What to do
Starting at the line with "Output the text content of this document.", transcribe each line through the final one, both included, and add nothing.

Dataset items:
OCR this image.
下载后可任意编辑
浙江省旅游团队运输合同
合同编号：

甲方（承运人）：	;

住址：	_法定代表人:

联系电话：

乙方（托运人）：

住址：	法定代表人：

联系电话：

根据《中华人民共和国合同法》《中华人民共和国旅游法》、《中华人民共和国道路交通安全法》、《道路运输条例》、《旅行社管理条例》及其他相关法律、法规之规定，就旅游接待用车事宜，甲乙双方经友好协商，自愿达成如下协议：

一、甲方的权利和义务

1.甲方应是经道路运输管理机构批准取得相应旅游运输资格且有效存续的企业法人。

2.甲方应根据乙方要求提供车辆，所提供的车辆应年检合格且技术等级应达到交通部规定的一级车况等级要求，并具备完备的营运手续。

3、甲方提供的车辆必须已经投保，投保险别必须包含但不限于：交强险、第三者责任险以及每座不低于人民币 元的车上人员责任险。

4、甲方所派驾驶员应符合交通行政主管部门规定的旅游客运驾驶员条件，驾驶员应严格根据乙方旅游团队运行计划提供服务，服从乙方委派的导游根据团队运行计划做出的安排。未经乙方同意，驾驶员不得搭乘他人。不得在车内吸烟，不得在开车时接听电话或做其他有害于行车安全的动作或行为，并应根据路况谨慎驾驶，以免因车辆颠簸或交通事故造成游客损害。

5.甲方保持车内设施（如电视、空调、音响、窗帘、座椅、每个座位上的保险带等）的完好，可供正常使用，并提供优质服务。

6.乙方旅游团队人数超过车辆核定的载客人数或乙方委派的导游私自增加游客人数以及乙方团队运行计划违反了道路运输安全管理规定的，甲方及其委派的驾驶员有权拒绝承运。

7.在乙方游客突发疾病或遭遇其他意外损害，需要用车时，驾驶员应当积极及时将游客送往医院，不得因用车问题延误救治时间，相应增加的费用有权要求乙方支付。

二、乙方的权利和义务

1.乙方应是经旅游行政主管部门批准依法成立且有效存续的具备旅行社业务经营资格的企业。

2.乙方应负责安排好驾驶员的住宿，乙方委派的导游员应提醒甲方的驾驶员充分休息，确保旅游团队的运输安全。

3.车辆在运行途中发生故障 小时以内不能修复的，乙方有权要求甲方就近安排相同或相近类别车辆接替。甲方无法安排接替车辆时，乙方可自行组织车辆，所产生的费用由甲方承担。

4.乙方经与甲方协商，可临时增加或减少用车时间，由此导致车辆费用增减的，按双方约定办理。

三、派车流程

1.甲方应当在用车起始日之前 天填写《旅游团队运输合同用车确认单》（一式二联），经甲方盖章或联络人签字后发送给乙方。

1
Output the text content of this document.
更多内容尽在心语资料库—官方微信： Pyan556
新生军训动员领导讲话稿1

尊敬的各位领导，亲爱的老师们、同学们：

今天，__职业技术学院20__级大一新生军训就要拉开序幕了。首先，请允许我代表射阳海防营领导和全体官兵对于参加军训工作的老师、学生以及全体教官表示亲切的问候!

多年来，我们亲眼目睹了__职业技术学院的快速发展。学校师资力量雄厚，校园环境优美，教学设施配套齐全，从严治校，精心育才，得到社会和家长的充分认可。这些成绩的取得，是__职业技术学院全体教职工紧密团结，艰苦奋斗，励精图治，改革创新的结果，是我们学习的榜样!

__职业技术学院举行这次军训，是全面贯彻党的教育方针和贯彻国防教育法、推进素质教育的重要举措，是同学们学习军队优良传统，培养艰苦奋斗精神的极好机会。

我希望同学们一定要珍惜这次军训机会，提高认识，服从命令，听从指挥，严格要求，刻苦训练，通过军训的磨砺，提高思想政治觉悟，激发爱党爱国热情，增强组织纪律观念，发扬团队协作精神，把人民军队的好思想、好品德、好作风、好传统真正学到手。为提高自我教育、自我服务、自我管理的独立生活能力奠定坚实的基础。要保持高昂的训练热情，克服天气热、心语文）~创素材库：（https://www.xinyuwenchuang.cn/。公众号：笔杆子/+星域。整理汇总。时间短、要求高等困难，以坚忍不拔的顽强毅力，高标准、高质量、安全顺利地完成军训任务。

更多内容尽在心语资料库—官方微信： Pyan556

Response
Output the text content of this document.
更多内容尽在心语资料库—官方微信： Pyan556
新生军训动员领导讲话稿1

尊敬的各位领导，亲爱的老师们、同学们：

今天，__职业技术学院20__级大一新生军训就要拉开序幕了。首先，请允许我代表射阳海防营领导和全体官兵对于参加军训工作的老师、学生以及全体教官表示亲切的问候!

多年来，我们亲眼目睹了__职业技术学院的快速发展。学校师资力量雄厚，校园环境优美，教学设施配套齐全，从严治校，精心育才，得到社会和家长的充分认可。这些成绩的取得，是__职业技术学院全体教职工紧密团结，艰苦奋斗，励精图治，改革创新的结果，是我们学习的榜样!

__职业技术学院举行这次军训，是全面贯彻党的教育方针和贯彻国防教育法、推进素质教育的重要举措，是同学们学习军队优良传统，培养艰苦奋斗精神的极好机会。

我希望同学们一定要珍惜这次军训机会，提高认识，服从命令，听从指挥，严格要求，刻苦训练，通过军训的磨砺，提高思想政治觉悟，激发爱党爱国热情，增强组织纪律观念，发扬团队协作精神，把人民军队的好思想、好品德、好作风、好传统真正学到手。为提高自我教育、自我服务、自我管理的独立生活能力奠定坚实的基础。要保持高昂的训练热情，克服天气热、心语文）~创素材库：（https://www.xinyuwenchuang.cn/。公众号：笔杆子/+星域。整理汇总。时间短、要求高等困难，以坚忍不拔的顽强毅力，高标准、高质量、安全顺利地完成军训任务。

更多内容尽在心语资料库—官方微信： Pyan556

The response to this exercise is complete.